PROBLEM TO SOLVE | Go through the listing below and gather every line with the word "this".

─── DATASET RECORDS

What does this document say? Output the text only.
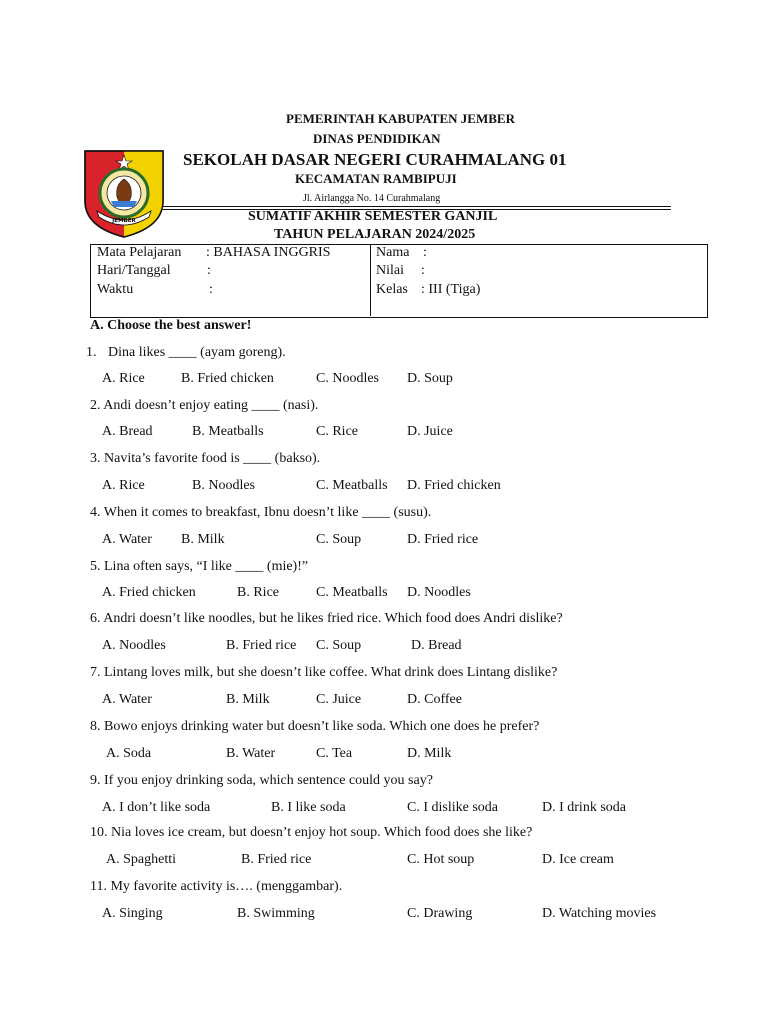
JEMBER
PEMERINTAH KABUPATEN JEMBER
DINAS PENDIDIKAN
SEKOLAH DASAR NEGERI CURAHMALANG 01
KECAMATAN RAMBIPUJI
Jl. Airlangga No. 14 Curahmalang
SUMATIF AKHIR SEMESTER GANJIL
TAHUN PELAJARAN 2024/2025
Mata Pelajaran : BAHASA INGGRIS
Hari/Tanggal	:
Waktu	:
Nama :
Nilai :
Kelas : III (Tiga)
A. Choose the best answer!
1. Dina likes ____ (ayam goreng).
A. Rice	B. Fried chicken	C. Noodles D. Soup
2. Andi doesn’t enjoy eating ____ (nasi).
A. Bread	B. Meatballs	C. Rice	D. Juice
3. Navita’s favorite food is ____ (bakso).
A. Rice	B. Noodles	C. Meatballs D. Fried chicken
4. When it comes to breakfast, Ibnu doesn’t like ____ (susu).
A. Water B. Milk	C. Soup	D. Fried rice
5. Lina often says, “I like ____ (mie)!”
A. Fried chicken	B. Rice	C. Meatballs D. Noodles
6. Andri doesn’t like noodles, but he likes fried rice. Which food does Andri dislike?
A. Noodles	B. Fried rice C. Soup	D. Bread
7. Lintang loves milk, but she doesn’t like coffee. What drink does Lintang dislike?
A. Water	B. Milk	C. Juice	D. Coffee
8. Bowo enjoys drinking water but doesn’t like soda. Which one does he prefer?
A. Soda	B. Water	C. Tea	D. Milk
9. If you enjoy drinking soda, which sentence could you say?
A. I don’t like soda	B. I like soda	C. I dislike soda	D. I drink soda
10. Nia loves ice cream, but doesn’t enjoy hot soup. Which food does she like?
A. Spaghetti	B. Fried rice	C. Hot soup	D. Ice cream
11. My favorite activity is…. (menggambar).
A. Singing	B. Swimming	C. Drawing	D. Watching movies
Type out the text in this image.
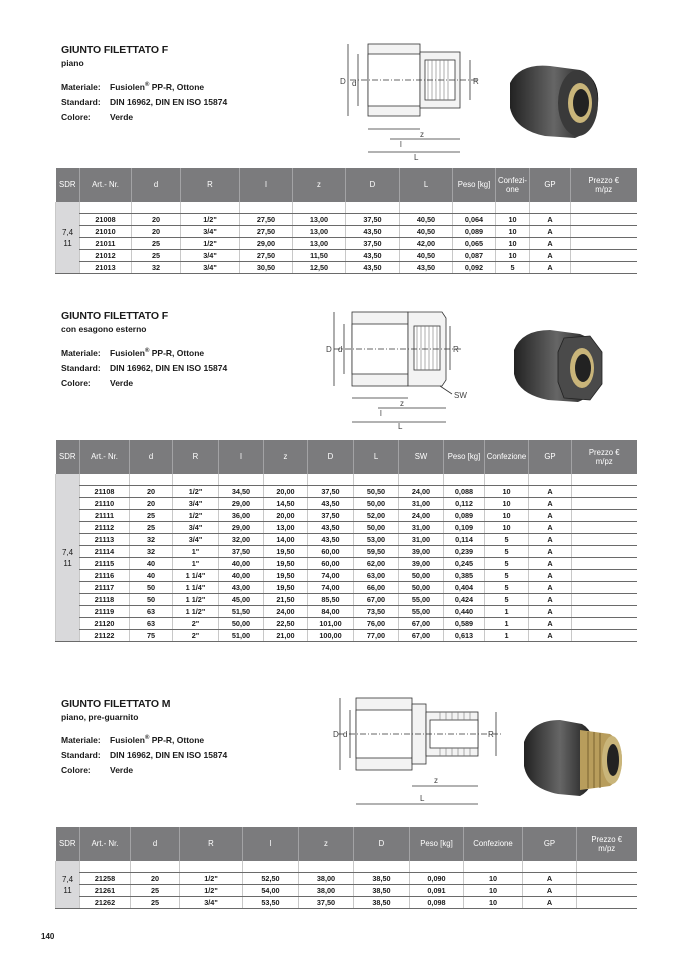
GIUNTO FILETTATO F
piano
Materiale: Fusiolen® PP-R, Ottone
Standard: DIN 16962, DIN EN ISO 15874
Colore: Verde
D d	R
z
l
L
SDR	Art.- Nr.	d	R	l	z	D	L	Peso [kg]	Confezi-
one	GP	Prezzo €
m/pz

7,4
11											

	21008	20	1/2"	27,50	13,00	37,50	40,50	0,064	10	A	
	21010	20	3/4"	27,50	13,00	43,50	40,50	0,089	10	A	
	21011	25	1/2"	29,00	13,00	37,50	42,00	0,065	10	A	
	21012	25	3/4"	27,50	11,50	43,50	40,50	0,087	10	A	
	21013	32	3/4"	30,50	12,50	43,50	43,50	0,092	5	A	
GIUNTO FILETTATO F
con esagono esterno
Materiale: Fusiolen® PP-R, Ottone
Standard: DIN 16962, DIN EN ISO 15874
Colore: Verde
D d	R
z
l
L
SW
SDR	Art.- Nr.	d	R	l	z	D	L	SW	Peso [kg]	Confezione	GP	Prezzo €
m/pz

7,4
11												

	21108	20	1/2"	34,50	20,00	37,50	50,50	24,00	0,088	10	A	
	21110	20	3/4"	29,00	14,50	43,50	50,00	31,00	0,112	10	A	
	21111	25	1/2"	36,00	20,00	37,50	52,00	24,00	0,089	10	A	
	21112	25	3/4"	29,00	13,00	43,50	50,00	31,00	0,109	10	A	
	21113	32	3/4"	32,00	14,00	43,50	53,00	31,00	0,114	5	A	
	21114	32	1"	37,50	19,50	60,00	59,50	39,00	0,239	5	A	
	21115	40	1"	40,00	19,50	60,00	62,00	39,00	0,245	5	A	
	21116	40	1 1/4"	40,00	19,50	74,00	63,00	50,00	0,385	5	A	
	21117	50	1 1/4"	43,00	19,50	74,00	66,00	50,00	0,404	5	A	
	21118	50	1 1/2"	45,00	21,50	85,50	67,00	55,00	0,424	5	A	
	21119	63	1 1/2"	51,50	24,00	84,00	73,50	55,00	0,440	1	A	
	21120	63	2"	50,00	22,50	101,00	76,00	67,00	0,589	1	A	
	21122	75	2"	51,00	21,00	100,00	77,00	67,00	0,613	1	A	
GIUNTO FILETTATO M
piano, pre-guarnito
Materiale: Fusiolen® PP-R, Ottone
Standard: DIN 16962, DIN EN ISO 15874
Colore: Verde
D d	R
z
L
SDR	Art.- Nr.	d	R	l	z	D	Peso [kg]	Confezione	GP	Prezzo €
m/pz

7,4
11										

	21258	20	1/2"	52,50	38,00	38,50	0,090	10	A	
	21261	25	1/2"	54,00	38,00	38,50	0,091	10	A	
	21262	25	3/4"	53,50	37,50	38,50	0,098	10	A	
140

──────

EXERCISE SOLUTION |
What does this document say? Output the text only.
Type out the text in this image.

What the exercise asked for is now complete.